[start of Input data]

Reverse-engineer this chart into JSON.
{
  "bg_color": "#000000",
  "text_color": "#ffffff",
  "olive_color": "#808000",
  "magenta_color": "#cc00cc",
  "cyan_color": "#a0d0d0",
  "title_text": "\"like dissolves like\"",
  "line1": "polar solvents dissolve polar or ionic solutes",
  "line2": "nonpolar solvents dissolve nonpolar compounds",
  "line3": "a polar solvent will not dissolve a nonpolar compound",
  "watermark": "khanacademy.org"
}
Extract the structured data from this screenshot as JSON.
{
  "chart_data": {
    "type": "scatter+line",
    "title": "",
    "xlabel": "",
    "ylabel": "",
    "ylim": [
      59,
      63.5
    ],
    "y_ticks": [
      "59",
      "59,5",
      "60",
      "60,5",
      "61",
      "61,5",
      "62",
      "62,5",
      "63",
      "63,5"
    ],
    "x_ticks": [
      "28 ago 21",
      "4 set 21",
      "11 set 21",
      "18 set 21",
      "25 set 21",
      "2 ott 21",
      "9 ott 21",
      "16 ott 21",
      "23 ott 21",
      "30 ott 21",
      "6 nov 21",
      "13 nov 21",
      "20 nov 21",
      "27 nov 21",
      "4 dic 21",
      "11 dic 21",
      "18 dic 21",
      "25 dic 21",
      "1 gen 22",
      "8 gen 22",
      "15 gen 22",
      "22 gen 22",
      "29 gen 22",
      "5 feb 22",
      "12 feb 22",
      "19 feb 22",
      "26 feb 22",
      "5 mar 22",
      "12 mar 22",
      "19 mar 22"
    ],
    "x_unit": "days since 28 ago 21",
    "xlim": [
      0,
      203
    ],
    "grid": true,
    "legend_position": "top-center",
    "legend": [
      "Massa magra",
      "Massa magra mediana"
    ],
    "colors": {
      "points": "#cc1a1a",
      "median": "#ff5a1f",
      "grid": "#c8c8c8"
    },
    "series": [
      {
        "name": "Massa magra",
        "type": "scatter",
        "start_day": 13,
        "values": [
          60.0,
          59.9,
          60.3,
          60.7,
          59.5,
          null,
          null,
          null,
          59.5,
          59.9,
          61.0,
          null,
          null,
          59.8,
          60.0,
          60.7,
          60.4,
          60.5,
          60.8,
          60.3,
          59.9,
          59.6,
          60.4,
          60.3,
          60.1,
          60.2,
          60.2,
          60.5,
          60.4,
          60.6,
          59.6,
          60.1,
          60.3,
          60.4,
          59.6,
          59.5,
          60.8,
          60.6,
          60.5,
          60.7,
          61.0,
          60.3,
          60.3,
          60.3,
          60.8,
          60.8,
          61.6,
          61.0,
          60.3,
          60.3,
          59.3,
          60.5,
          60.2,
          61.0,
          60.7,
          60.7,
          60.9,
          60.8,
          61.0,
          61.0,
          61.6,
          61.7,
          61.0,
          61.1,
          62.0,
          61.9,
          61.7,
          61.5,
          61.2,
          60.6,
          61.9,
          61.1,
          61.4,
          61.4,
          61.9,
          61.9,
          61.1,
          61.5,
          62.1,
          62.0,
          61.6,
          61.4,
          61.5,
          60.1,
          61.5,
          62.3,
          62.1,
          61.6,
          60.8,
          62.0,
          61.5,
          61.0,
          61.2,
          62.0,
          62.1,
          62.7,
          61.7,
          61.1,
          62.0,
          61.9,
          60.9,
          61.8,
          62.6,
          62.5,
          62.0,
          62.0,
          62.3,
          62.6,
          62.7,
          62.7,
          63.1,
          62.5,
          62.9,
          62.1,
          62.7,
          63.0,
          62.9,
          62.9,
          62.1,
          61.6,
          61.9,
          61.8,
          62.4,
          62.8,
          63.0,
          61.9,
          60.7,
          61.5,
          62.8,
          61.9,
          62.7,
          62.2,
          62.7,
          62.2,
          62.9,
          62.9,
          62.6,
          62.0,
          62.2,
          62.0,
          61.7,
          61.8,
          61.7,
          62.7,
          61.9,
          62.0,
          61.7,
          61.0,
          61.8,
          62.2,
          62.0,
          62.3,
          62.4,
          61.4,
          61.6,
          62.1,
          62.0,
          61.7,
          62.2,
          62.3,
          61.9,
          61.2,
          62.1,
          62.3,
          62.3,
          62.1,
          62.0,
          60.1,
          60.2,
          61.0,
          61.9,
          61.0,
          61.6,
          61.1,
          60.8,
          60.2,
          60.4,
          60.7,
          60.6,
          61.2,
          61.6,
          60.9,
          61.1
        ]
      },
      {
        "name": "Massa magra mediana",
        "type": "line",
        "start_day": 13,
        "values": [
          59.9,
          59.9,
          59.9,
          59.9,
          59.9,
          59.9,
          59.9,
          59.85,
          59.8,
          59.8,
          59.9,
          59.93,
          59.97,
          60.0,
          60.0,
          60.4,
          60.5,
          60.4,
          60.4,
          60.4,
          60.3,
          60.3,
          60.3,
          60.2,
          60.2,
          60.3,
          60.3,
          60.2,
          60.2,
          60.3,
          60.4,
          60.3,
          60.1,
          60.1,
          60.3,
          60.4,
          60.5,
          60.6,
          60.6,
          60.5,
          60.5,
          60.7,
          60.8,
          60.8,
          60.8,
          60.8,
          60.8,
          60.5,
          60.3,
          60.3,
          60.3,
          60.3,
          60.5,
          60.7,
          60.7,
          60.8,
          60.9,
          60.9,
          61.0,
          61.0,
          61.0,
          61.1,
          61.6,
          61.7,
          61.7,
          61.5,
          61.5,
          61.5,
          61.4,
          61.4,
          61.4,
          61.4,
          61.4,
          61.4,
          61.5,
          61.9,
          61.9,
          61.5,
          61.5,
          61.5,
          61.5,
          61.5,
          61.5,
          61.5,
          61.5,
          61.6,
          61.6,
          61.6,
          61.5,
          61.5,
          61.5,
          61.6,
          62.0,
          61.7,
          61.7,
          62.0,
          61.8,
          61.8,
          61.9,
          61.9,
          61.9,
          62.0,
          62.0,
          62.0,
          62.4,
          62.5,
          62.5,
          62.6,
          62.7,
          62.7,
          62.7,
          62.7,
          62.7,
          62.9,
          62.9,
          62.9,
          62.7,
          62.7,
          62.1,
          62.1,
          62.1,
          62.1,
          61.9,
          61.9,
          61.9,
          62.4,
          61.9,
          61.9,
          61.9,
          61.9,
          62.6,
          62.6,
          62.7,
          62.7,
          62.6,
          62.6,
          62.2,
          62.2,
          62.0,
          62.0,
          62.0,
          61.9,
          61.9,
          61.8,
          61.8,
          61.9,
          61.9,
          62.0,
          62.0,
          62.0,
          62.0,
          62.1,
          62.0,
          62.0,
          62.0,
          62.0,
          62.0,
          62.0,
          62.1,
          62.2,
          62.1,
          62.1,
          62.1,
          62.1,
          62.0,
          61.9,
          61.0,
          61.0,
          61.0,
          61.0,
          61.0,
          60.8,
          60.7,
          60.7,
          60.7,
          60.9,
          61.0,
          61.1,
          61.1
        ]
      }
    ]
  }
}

[end of Input data]

■ **What the exercise asks**
Repeat every entry word for word.

■ **Task solution**
Reverse-engineer this chart into JSON.
{
  "bg_color": "#000000",
  "text_color": "#ffffff",
  "olive_color": "#808000",
  "magenta_color": "#cc00cc",
  "cyan_color": "#a0d0d0",
  "title_text": "\"like dissolves like\"",
  "line1": "polar solvents dissolve polar or ionic solutes",
  "line2": "nonpolar solvents dissolve nonpolar compounds",
  "line3": "a polar solvent will not dissolve a nonpolar compound",
  "watermark": "khanacademy.org"
}
Extract the structured data from this screenshot as JSON.
{
  "chart_data": {
    "type": "scatter+line",
    "title": "",
    "xlabel": "",
    "ylabel": "",
    "ylim": [
      59,
      63.5
    ],
    "y_ticks": [
      "59",
      "59,5",
      "60",
      "60,5",
      "61",
      "61,5",
      "62",
      "62,5",
      "63",
      "63,5"
    ],
    "x_ticks": [
      "28 ago 21",
      "4 set 21",
      "11 set 21",
      "18 set 21",
      "25 set 21",
      "2 ott 21",
      "9 ott 21",
      "16 ott 21",
      "23 ott 21",
      "30 ott 21",
      "6 nov 21",
      "13 nov 21",
      "20 nov 21",
      "27 nov 21",
      "4 dic 21",
      "11 dic 21",
      "18 dic 21",
      "25 dic 21",
      "1 gen 22",
      "8 gen 22",
      "15 gen 22",
      "22 gen 22",
      "29 gen 22",
      "5 feb 22",
      "12 feb 22",
      "19 feb 22",
      "26 feb 22",
      "5 mar 22",
      "12 mar 22",
      "19 mar 22"
    ],
    "x_unit": "days since 28 ago 21",
    "xlim": [
      0,
      203
    ],
    "grid": true,
    "legend_position": "top-center",
    "legend": [
      "Massa magra",
      "Massa magra mediana"
    ],
    "colors": {
      "points": "#cc1a1a",
      "median": "#ff5a1f",
      "grid": "#c8c8c8"
    },
    "series": [
      {
        "name": "Massa magra",
        "type": "scatter",
        "start_day": 13,
        "values": [
          60.0,
          59.9,
          60.3,
          60.7,
          59.5,
          null,
          null,
          null,
          59.5,
          59.9,
          61.0,
          null,
          null,
          59.8,
          60.0,
          60.7,
          60.4,
          60.5,
          60.8,
          60.3,
          59.9,
          59.6,
          60.4,
          60.3,
          60.1,
          60.2,
          60.2,
          60.5,
          60.4,
          60.6,
          59.6,
          60.1,
          60.3,
          60.4,
          59.6,
          59.5,
          60.8,
          60.6,
          60.5,
          60.7,
          61.0,
          60.3,
          60.3,
          60.3,
          60.8,
          60.8,
          61.6,
          61.0,
          60.3,
          60.3,
          59.3,
          60.5,
          60.2,
          61.0,
          60.7,
          60.7,
          60.9,
          60.8,
          61.0,
          61.0,
          61.6,
          61.7,
          61.0,
          61.1,
          62.0,
          61.9,
          61.7,
          61.5,
          61.2,
          60.6,
          61.9,
          61.1,
          61.4,
          61.4,
          61.9,
          61.9,
          61.1,
          61.5,
          62.1,
          62.0,
          61.6,
          61.4,
          61.5,
          60.1,
          61.5,
          62.3,
          62.1,
          61.6,
          60.8,
          62.0,
          61.5,
          61.0,
          61.2,
          62.0,
          62.1,
          62.7,
          61.7,
          61.1,
          62.0,
          61.9,
          60.9,
          61.8,
          62.6,
          62.5,
          62.0,
          62.0,
          62.3,
          62.6,
          62.7,
          62.7,
          63.1,
          62.5,
          62.9,
          62.1,
          62.7,
          63.0,
          62.9,
          62.9,
          62.1,
          61.6,
          61.9,
          61.8,
          62.4,
          62.8,
          63.0,
          61.9,
          60.7,
          61.5,
          62.8,
          61.9,
          62.7,
          62.2,
          62.7,
          62.2,
          62.9,
          62.9,
          62.6,
          62.0,
          62.2,
          62.0,
          61.7,
          61.8,
          61.7,
          62.7,
          61.9,
          62.0,
          61.7,
          61.0,
          61.8,
          62.2,
          62.0,
          62.3,
          62.4,
          61.4,
          61.6,
          62.1,
          62.0,
          61.7,
          62.2,
          62.3,
          61.9,
          61.2,
          62.1,
          62.3,
          62.3,
          62.1,
          62.0,
          60.1,
          60.2,
          61.0,
          61.9,
          61.0,
          61.6,
          61.1,
          60.8,
          60.2,
          60.4,
          60.7,
          60.6,
          61.2,
          61.6,
          60.9,
          61.1
        ]
      },
      {
        "name": "Massa magra mediana",
        "type": "line",
        "start_day": 13,
        "values": [
          59.9,
          59.9,
          59.9,
          59.9,
          59.9,
          59.9,
          59.9,
          59.85,
          59.8,
          59.8,
          59.9,
          59.93,
          59.97,
          60.0,
          60.0,
          60.4,
          60.5,
          60.4,
          60.4,
          60.4,
          60.3,
          60.3,
          60.3,
          60.2,
          60.2,
          60.3,
          60.3,
          60.2,
          60.2,
          60.3,
          60.4,
          60.3,
          60.1,
          60.1,
          60.3,
          60.4,
          60.5,
          60.6,
          60.6,
          60.5,
          60.5,
          60.7,
          60.8,
          60.8,
          60.8,
          60.8,
          60.8,
          60.5,
          60.3,
          60.3,
          60.3,
          60.3,
          60.5,
          60.7,
          60.7,
          60.8,
          60.9,
          60.9,
          61.0,
          61.0,
          61.0,
          61.1,
          61.6,
          61.7,
          61.7,
          61.5,
          61.5,
          61.5,
          61.4,
          61.4,
          61.4,
          61.4,
          61.4,
          61.4,
          61.5,
          61.9,
          61.9,
          61.5,
          61.5,
          61.5,
          61.5,
          61.5,
          61.5,
          61.5,
          61.5,
          61.6,
          61.6,
          61.6,
          61.5,
          61.5,
          61.5,
          61.6,
          62.0,
          61.7,
          61.7,
          62.0,
          61.8,
          61.8,
          61.9,
          61.9,
          61.9,
          62.0,
          62.0,
          62.0,
          62.4,
          62.5,
          62.5,
          62.6,
          62.7,
          62.7,
          62.7,
          62.7,
          62.7,
          62.9,
          62.9,
          62.9,
          62.7,
          62.7,
          62.1,
          62.1,
          62.1,
          62.1,
          61.9,
          61.9,
          61.9,
          62.4,
          61.9,
          61.9,
          61.9,
          61.9,
          62.6,
          62.6,
          62.7,
          62.7,
          62.6,
          62.6,
          62.2,
          62.2,
          62.0,
          62.0,
          62.0,
          61.9,
          61.9,
          61.8,
          61.8,
          61.9,
          61.9,
          62.0,
          62.0,
          62.0,
          62.0,
          62.1,
          62.0,
          62.0,
          62.0,
          62.0,
          62.0,
          62.0,
          62.1,
          62.2,
          62.1,
          62.1,
          62.1,
          62.1,
          62.0,
          61.9,
          61.0,
          61.0,
          61.0,
          61.0,
          61.0,
          60.8,
          60.7,
          60.7,
          60.7,
          60.9,
          61.0,
          61.1,
          61.1
        ]
      }
    ]
  }
}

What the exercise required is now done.